■ TASK INPUTS:
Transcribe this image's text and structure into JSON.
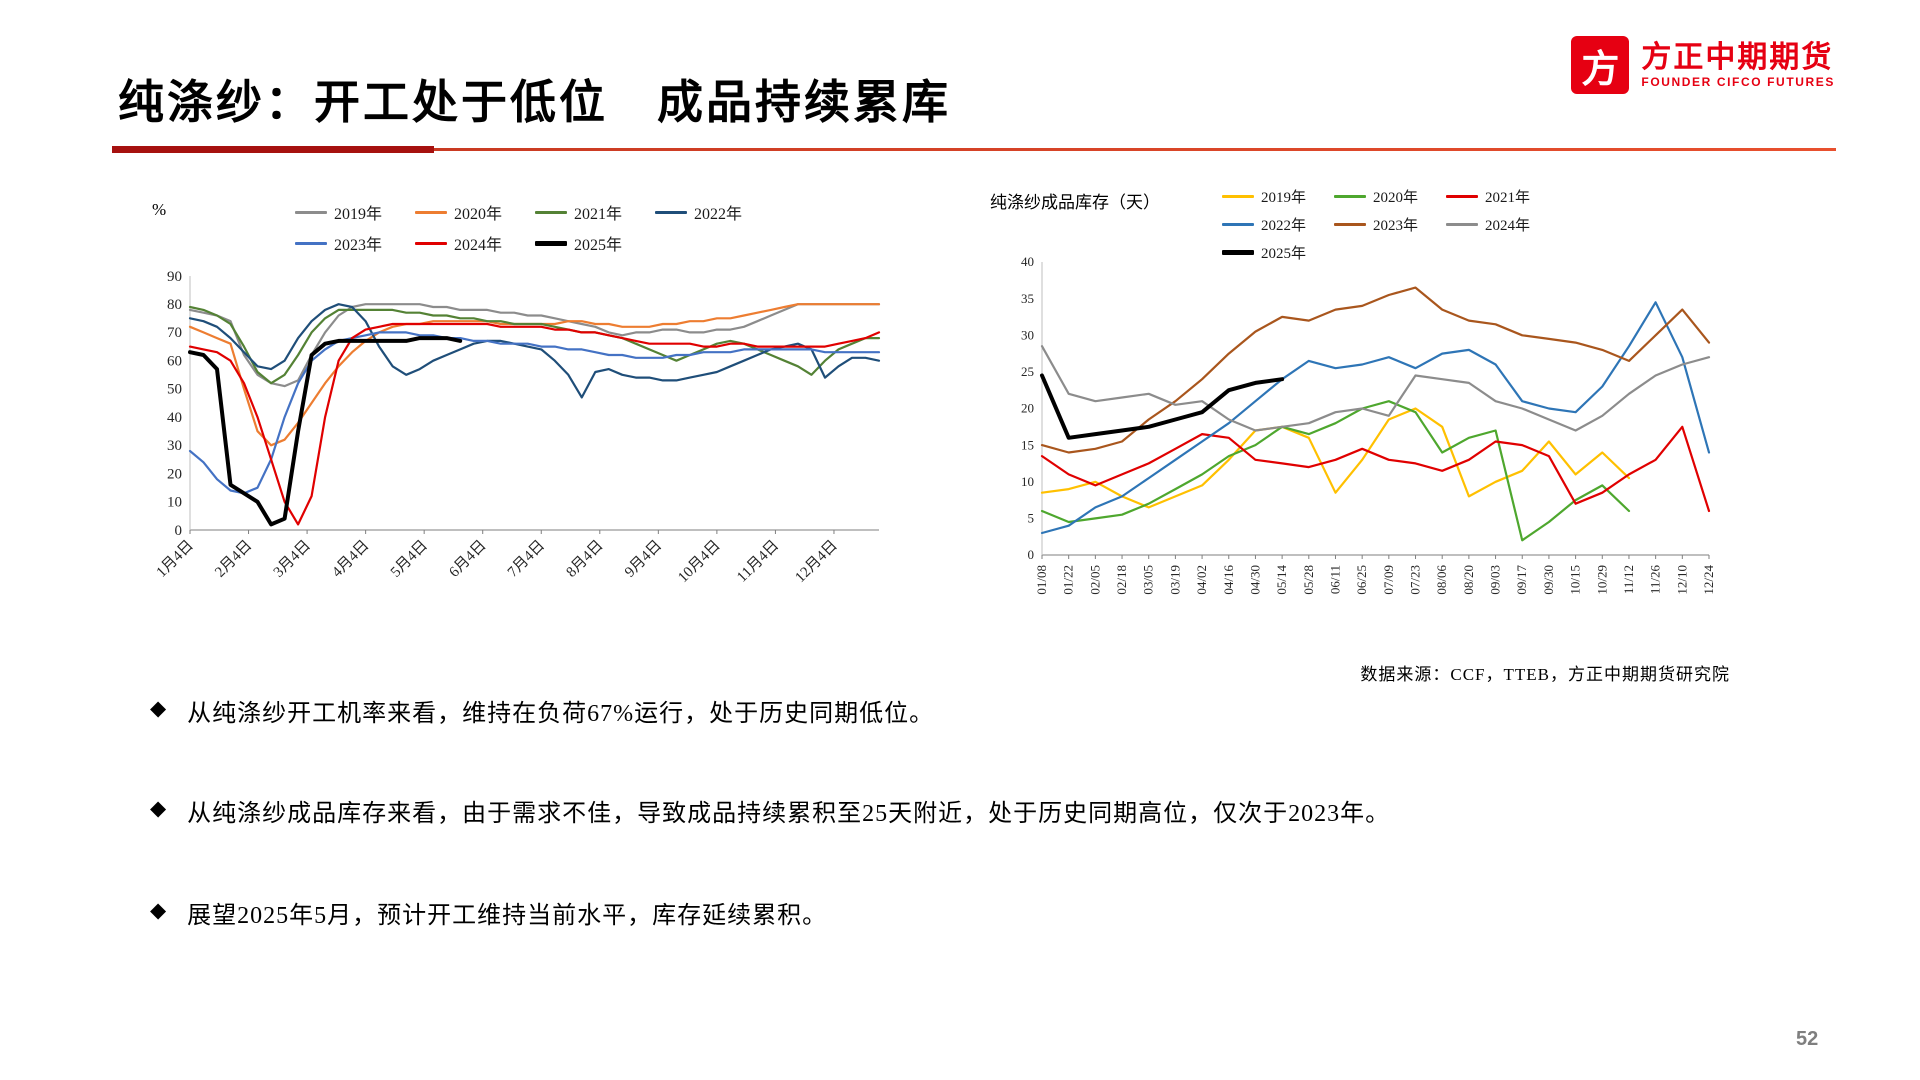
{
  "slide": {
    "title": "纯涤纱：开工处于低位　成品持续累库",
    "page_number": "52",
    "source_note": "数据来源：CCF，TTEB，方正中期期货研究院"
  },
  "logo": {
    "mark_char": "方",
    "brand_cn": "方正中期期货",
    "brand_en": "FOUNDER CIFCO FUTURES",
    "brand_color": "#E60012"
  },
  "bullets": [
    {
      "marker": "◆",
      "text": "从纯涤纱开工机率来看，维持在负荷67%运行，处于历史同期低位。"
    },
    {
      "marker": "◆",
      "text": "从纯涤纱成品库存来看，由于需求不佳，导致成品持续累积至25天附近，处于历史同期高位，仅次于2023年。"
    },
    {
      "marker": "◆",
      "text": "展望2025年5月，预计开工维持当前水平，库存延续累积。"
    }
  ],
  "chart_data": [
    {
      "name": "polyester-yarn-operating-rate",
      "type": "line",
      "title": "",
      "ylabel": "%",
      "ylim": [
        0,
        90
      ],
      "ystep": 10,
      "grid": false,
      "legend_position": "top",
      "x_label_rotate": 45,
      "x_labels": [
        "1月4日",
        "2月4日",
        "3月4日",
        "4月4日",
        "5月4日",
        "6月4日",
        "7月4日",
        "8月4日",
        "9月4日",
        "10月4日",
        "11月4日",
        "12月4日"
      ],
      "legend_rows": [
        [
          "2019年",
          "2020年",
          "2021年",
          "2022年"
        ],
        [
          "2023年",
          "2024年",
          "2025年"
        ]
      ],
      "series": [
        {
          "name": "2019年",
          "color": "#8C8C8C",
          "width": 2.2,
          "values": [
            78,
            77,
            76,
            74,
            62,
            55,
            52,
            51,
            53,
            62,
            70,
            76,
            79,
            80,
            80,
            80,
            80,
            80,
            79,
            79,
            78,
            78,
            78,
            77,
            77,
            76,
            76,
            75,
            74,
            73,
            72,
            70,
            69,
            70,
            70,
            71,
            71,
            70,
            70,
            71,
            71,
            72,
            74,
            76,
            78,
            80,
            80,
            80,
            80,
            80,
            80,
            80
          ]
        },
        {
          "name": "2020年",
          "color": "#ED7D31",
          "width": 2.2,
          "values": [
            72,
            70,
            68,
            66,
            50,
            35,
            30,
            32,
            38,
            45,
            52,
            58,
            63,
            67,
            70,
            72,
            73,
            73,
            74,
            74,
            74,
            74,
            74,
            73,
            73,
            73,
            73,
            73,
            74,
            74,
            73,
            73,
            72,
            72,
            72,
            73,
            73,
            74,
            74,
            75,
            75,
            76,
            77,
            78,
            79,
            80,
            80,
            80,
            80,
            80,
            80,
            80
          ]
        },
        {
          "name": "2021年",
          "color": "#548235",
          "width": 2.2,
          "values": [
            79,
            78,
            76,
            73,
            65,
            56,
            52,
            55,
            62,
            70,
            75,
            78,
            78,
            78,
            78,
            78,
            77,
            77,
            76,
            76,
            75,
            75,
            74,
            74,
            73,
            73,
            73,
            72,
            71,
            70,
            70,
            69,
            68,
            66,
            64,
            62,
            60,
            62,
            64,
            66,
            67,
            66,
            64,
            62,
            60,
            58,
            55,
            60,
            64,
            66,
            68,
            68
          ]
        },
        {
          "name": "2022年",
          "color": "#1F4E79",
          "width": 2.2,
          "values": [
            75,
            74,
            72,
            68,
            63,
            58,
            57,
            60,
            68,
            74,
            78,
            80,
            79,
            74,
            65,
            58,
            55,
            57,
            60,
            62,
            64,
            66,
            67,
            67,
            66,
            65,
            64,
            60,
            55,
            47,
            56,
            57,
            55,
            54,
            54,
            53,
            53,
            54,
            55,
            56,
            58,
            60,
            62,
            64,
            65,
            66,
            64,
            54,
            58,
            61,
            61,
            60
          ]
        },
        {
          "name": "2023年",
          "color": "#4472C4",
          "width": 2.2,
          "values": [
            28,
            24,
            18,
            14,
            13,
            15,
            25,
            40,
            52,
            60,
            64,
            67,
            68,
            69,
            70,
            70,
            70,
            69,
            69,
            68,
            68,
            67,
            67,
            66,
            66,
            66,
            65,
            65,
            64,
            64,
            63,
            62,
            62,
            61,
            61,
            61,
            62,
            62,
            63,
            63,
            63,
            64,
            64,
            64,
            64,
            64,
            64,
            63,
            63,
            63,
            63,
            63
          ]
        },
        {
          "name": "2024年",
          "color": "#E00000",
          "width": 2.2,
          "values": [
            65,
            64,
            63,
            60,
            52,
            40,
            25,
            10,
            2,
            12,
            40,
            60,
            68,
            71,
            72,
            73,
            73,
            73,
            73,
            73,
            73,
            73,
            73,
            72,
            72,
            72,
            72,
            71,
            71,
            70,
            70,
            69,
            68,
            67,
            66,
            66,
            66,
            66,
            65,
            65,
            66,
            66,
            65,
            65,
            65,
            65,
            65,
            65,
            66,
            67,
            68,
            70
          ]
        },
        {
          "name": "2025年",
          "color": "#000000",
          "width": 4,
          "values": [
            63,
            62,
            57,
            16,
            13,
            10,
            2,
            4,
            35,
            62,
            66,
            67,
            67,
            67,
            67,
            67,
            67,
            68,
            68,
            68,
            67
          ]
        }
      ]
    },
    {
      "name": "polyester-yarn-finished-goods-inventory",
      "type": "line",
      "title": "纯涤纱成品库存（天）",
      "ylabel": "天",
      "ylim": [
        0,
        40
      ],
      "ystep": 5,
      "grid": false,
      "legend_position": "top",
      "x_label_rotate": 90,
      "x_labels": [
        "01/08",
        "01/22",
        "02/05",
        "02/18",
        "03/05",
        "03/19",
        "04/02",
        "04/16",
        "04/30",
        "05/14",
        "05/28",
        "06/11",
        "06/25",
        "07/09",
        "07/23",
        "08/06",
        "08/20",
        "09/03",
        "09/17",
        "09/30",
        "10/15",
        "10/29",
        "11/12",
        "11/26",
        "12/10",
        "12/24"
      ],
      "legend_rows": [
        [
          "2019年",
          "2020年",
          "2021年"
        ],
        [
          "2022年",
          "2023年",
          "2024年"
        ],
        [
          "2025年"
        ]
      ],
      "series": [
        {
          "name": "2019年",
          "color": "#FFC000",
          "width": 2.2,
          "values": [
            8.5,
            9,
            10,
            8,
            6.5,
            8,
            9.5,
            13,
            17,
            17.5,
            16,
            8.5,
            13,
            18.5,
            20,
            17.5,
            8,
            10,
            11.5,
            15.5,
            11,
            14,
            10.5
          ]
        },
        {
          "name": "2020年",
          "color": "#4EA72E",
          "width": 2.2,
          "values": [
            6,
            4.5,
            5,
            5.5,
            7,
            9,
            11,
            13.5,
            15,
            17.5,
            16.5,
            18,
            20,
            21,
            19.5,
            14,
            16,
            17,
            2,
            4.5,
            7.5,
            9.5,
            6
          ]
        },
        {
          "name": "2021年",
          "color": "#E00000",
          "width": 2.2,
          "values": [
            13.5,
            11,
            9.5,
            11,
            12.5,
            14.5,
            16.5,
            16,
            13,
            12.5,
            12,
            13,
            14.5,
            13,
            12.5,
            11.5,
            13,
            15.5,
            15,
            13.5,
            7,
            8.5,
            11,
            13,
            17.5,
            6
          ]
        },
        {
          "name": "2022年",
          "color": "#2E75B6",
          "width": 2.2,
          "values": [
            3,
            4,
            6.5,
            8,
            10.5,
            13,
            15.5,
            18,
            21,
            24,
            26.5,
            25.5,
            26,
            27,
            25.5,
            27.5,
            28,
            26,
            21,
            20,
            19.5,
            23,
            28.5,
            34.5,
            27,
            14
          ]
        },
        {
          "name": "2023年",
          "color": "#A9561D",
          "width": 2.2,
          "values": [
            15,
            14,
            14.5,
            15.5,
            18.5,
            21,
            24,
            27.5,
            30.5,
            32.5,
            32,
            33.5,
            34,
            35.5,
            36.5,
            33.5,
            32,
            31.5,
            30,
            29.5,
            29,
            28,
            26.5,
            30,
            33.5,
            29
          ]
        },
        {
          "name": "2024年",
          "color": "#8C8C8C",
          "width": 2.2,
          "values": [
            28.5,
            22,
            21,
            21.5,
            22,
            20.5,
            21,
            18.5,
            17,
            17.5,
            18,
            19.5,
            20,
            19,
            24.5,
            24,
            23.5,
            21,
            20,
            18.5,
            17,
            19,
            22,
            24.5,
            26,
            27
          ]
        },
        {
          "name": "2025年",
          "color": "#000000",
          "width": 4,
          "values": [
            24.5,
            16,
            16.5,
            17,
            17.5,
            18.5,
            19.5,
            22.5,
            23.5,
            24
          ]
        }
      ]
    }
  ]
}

■ GIVEN REQUEST: Provide the number of lines in the entries that include "yarn", and no other text.

■ OUTPUT FOR THIS TASK: 2